= WHAT IS ASKED =
Find and copy every line in the records that includes the string "Ground".
* BEGIN RECORDS FOR THIS EXERCISE *
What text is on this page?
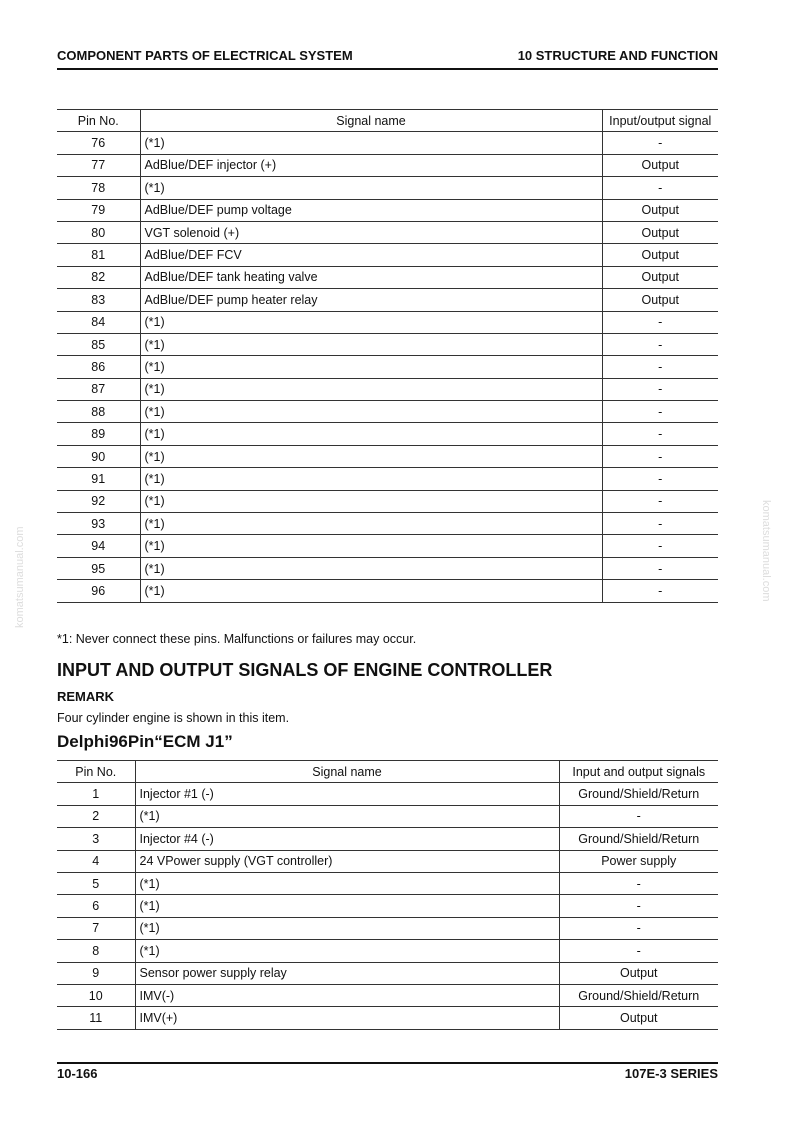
COMPONENT PARTS OF ELECTRICAL SYSTEM	10 STRUCTURE AND FUNCTION
Pin No.	Signal name	Input/output signal
76	(*1)	-
77	AdBlue/DEF injector (+)	Output
78	(*1)	-
79	AdBlue/DEF pump voltage	Output
80	VGT solenoid (+)	Output
81	AdBlue/DEF FCV	Output
82	AdBlue/DEF tank heating valve	Output
83	AdBlue/DEF pump heater relay	Output
84	(*1)	-
85	(*1)	-
86	(*1)	-
87	(*1)	-
88	(*1)	-
89	(*1)	-
90	(*1)	-
91	(*1)	-
92	(*1)	-
93	(*1)	-
94	(*1)	-
95	(*1)	-
96	(*1)	-
*1: Never connect these pins. Malfunctions or failures may occur.
INPUT AND OUTPUT SIGNALS OF ENGINE CONTROLLER
REMARK
Four cylinder engine is shown in this item.
Delphi96Pin“ECM J1”
Pin No.	Signal name	Input and output signals
1	Injector #1 (-)	Ground/Shield/Return
2	(*1)	-
3	Injector #4 (-)	Ground/Shield/Return
4	24 VPower supply (VGT controller)	Power supply
5	(*1)	-
6	(*1)	-
7	(*1)	-
8	(*1)	-
9	Sensor power supply relay	Output
10	IMV(-)	Ground/Shield/Return
11	IMV(+)	Output
10-166	107E-3 SERIES
komatsumanual.com	komatsumanual.com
* END RECORDS FOR THIS EXERCISE *
= REPLY =
1	Injector #1 (-)	Ground/Shield/Return
3	Injector #4 (-)	Ground/Shield/Return
10	IMV(-)	Ground/Shield/Return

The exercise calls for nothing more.